* BEGIN *

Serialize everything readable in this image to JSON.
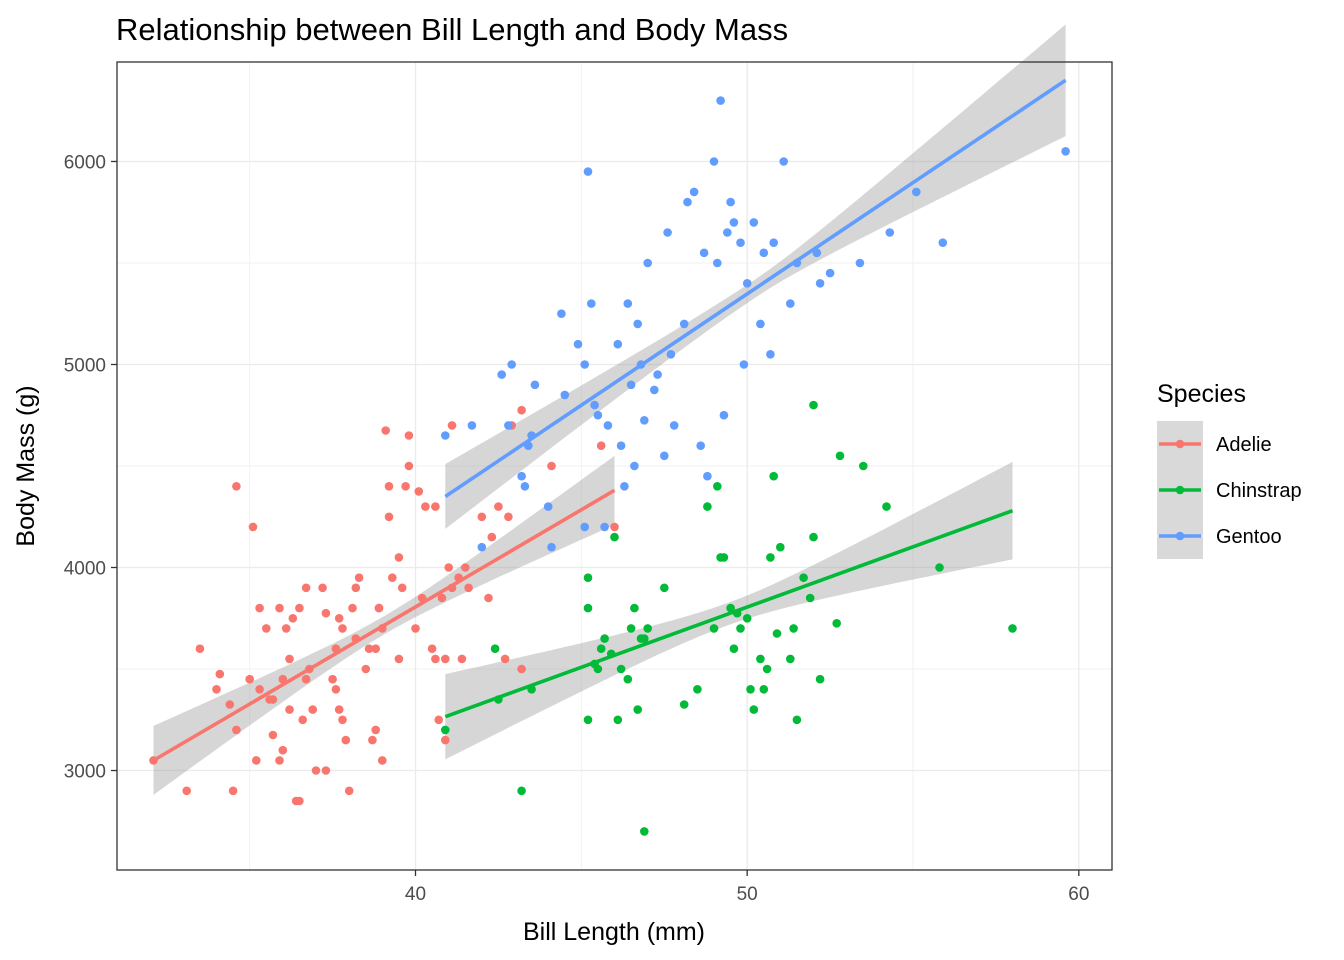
{
  "chart_data": {
    "type": "scatter",
    "title": "Relationship between Bill Length and Body Mass",
    "xlabel": "Bill Length (mm)",
    "ylabel": "Body Mass (g)",
    "xlim": [
      31.0,
      61.0
    ],
    "ylim": [
      2510,
      6490
    ],
    "x_ticks": [
      40,
      50,
      60
    ],
    "y_ticks": [
      3000,
      4000,
      5000,
      6000
    ],
    "x_tick_labels": [
      "40",
      "50",
      "60"
    ],
    "y_tick_labels": [
      "3000",
      "4000",
      "5000",
      "6000"
    ],
    "grid": true,
    "legend": {
      "title": "Species",
      "position": "right"
    },
    "series": [
      {
        "name": "Adelie",
        "color": "#F8766D",
        "fit": {
          "method": "lm",
          "x": [
            32.1,
            46.0
          ],
          "y": [
            3050,
            4380
          ],
          "ci_halfwidth_ends": [
            170,
            170
          ],
          "ci_halfwidth_mid": 45
        },
        "points": [
          [
            32.1,
            3050
          ],
          [
            33.1,
            2900
          ],
          [
            33.5,
            3600
          ],
          [
            34.0,
            3400
          ],
          [
            34.1,
            3475
          ],
          [
            34.4,
            3325
          ],
          [
            34.5,
            2900
          ],
          [
            34.6,
            4400
          ],
          [
            34.6,
            3200
          ],
          [
            35.0,
            3450
          ],
          [
            35.1,
            4200
          ],
          [
            35.2,
            3050
          ],
          [
            35.3,
            3800
          ],
          [
            35.5,
            3700
          ],
          [
            35.6,
            3350
          ],
          [
            35.7,
            3175
          ],
          [
            35.7,
            3350
          ],
          [
            35.9,
            3800
          ],
          [
            35.9,
            3050
          ],
          [
            36.0,
            3450
          ],
          [
            36.0,
            3100
          ],
          [
            36.1,
            3700
          ],
          [
            36.2,
            3300
          ],
          [
            36.2,
            3550
          ],
          [
            36.3,
            3750
          ],
          [
            36.4,
            2850
          ],
          [
            36.5,
            3800
          ],
          [
            36.5,
            2850
          ],
          [
            36.6,
            3250
          ],
          [
            36.7,
            3450
          ],
          [
            36.8,
            3500
          ],
          [
            36.9,
            3300
          ],
          [
            37.0,
            3000
          ],
          [
            37.2,
            3900
          ],
          [
            37.3,
            3775
          ],
          [
            37.3,
            3000
          ],
          [
            37.5,
            3450
          ],
          [
            37.6,
            3600
          ],
          [
            37.7,
            3750
          ],
          [
            37.8,
            3700
          ],
          [
            37.8,
            3250
          ],
          [
            37.9,
            3150
          ],
          [
            38.0,
            2900
          ],
          [
            38.1,
            3800
          ],
          [
            38.2,
            3900
          ],
          [
            38.3,
            3950
          ],
          [
            38.5,
            3500
          ],
          [
            38.6,
            3600
          ],
          [
            38.7,
            3150
          ],
          [
            38.8,
            3600
          ],
          [
            38.9,
            3800
          ],
          [
            39.0,
            3050
          ],
          [
            39.1,
            4675
          ],
          [
            39.2,
            4250
          ],
          [
            39.3,
            3950
          ],
          [
            39.5,
            3550
          ],
          [
            39.6,
            3900
          ],
          [
            39.7,
            4400
          ],
          [
            39.8,
            4650
          ],
          [
            40.0,
            3700
          ],
          [
            40.2,
            3850
          ],
          [
            40.3,
            4300
          ],
          [
            40.5,
            3600
          ],
          [
            40.6,
            4300
          ],
          [
            40.7,
            3250
          ],
          [
            40.8,
            3850
          ],
          [
            40.9,
            3150
          ],
          [
            41.0,
            4000
          ],
          [
            41.1,
            4700
          ],
          [
            41.3,
            3950
          ],
          [
            41.4,
            3550
          ],
          [
            41.5,
            4000
          ],
          [
            41.6,
            3900
          ],
          [
            42.0,
            4250
          ],
          [
            42.2,
            3850
          ],
          [
            42.3,
            4150
          ],
          [
            42.5,
            4300
          ],
          [
            42.7,
            3550
          ],
          [
            42.8,
            4250
          ],
          [
            42.9,
            4700
          ],
          [
            43.2,
            4775
          ],
          [
            43.2,
            3500
          ],
          [
            44.1,
            4500
          ],
          [
            45.6,
            4600
          ],
          [
            46.0,
            4200
          ],
          [
            37.6,
            3400
          ],
          [
            38.9,
            3800
          ],
          [
            39.2,
            4400
          ],
          [
            41.1,
            3900
          ],
          [
            36.7,
            3900
          ],
          [
            39.5,
            4050
          ],
          [
            38.2,
            3650
          ],
          [
            37.7,
            3300
          ],
          [
            40.1,
            4375
          ],
          [
            35.3,
            3400
          ],
          [
            40.6,
            3550
          ],
          [
            39.8,
            4500
          ],
          [
            40.9,
            3550
          ],
          [
            38.8,
            3200
          ],
          [
            39.0,
            3700
          ]
        ]
      },
      {
        "name": "Chinstrap",
        "color": "#00BA38",
        "fit": {
          "method": "lm",
          "x": [
            40.9,
            58.0
          ],
          "y": [
            3265,
            4280
          ],
          "ci_halfwidth_ends": [
            210,
            240
          ],
          "ci_halfwidth_mid": 55
        },
        "points": [
          [
            40.9,
            3200
          ],
          [
            42.4,
            3600
          ],
          [
            42.5,
            3350
          ],
          [
            43.2,
            2900
          ],
          [
            43.5,
            3400
          ],
          [
            45.2,
            3250
          ],
          [
            45.2,
            3950
          ],
          [
            45.4,
            3525
          ],
          [
            45.5,
            3500
          ],
          [
            45.6,
            3600
          ],
          [
            45.7,
            3650
          ],
          [
            45.9,
            3575
          ],
          [
            46.0,
            4150
          ],
          [
            46.1,
            3250
          ],
          [
            46.2,
            3500
          ],
          [
            46.4,
            3450
          ],
          [
            46.5,
            3700
          ],
          [
            46.6,
            3800
          ],
          [
            46.7,
            3300
          ],
          [
            46.8,
            3650
          ],
          [
            46.9,
            2700
          ],
          [
            47.0,
            3700
          ],
          [
            47.5,
            3900
          ],
          [
            48.1,
            3325
          ],
          [
            48.5,
            3400
          ],
          [
            49.0,
            3700
          ],
          [
            49.1,
            4400
          ],
          [
            49.2,
            4050
          ],
          [
            49.5,
            3800
          ],
          [
            49.6,
            3600
          ],
          [
            49.8,
            3700
          ],
          [
            50.0,
            3750
          ],
          [
            50.1,
            3400
          ],
          [
            50.2,
            3300
          ],
          [
            50.5,
            3400
          ],
          [
            50.6,
            3500
          ],
          [
            50.7,
            4050
          ],
          [
            50.8,
            4450
          ],
          [
            50.9,
            3675
          ],
          [
            51.0,
            4100
          ],
          [
            51.3,
            3550
          ],
          [
            51.4,
            3700
          ],
          [
            51.5,
            3250
          ],
          [
            51.7,
            3950
          ],
          [
            52.0,
            4800
          ],
          [
            52.0,
            4150
          ],
          [
            52.2,
            3450
          ],
          [
            52.7,
            3725
          ],
          [
            52.8,
            4550
          ],
          [
            53.5,
            4500
          ],
          [
            54.2,
            4300
          ],
          [
            55.8,
            4000
          ],
          [
            58.0,
            3700
          ],
          [
            45.2,
            3800
          ],
          [
            46.9,
            3650
          ],
          [
            49.3,
            4050
          ],
          [
            50.4,
            3550
          ],
          [
            51.9,
            3850
          ],
          [
            49.7,
            3775
          ],
          [
            48.8,
            4300
          ]
        ]
      },
      {
        "name": "Gentoo",
        "color": "#619CFF",
        "fit": {
          "method": "lm",
          "x": [
            40.9,
            59.6
          ],
          "y": [
            4350,
            6400
          ],
          "ci_halfwidth_ends": [
            160,
            275
          ],
          "ci_halfwidth_mid": 45
        },
        "points": [
          [
            40.9,
            4650
          ],
          [
            41.7,
            4700
          ],
          [
            42.0,
            4100
          ],
          [
            42.6,
            4950
          ],
          [
            42.8,
            4700
          ],
          [
            42.9,
            5000
          ],
          [
            43.2,
            4450
          ],
          [
            43.3,
            4400
          ],
          [
            43.4,
            4600
          ],
          [
            43.5,
            4650
          ],
          [
            43.6,
            4900
          ],
          [
            44.0,
            4300
          ],
          [
            44.4,
            5250
          ],
          [
            44.5,
            4850
          ],
          [
            44.9,
            5100
          ],
          [
            45.1,
            5000
          ],
          [
            45.2,
            5950
          ],
          [
            45.3,
            5300
          ],
          [
            45.5,
            4750
          ],
          [
            45.7,
            4200
          ],
          [
            46.1,
            5100
          ],
          [
            46.2,
            4600
          ],
          [
            46.4,
            5300
          ],
          [
            46.5,
            4900
          ],
          [
            46.8,
            5000
          ],
          [
            47.2,
            4875
          ],
          [
            47.5,
            4550
          ],
          [
            47.6,
            5650
          ],
          [
            47.8,
            4700
          ],
          [
            48.2,
            5800
          ],
          [
            48.4,
            5850
          ],
          [
            48.7,
            5550
          ],
          [
            49.0,
            6000
          ],
          [
            49.1,
            5500
          ],
          [
            49.2,
            6300
          ],
          [
            49.4,
            5650
          ],
          [
            49.5,
            5800
          ],
          [
            49.6,
            5700
          ],
          [
            49.8,
            5600
          ],
          [
            50.0,
            5400
          ],
          [
            50.2,
            5700
          ],
          [
            50.5,
            5550
          ],
          [
            50.7,
            5050
          ],
          [
            50.8,
            5600
          ],
          [
            51.1,
            6000
          ],
          [
            51.3,
            5300
          ],
          [
            51.5,
            5500
          ],
          [
            52.1,
            5550
          ],
          [
            52.2,
            5400
          ],
          [
            52.5,
            5450
          ],
          [
            53.4,
            5500
          ],
          [
            54.3,
            5650
          ],
          [
            55.1,
            5850
          ],
          [
            55.9,
            5600
          ],
          [
            59.6,
            6050
          ],
          [
            45.4,
            4800
          ],
          [
            46.9,
            4725
          ],
          [
            47.3,
            4950
          ],
          [
            48.6,
            4600
          ],
          [
            49.9,
            5000
          ],
          [
            45.8,
            4700
          ],
          [
            46.3,
            4400
          ],
          [
            47.0,
            5500
          ],
          [
            44.1,
            4100
          ],
          [
            48.1,
            5200
          ],
          [
            49.3,
            4750
          ],
          [
            50.4,
            5200
          ],
          [
            46.7,
            5200
          ],
          [
            45.1,
            4200
          ],
          [
            46.6,
            4500
          ],
          [
            47.7,
            5050
          ],
          [
            48.8,
            4450
          ]
        ]
      }
    ]
  }
}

* END *

_Problem details_.
Work out how many lines of the listing above include the word "Body". Report only the number.

_Exercise result_.
2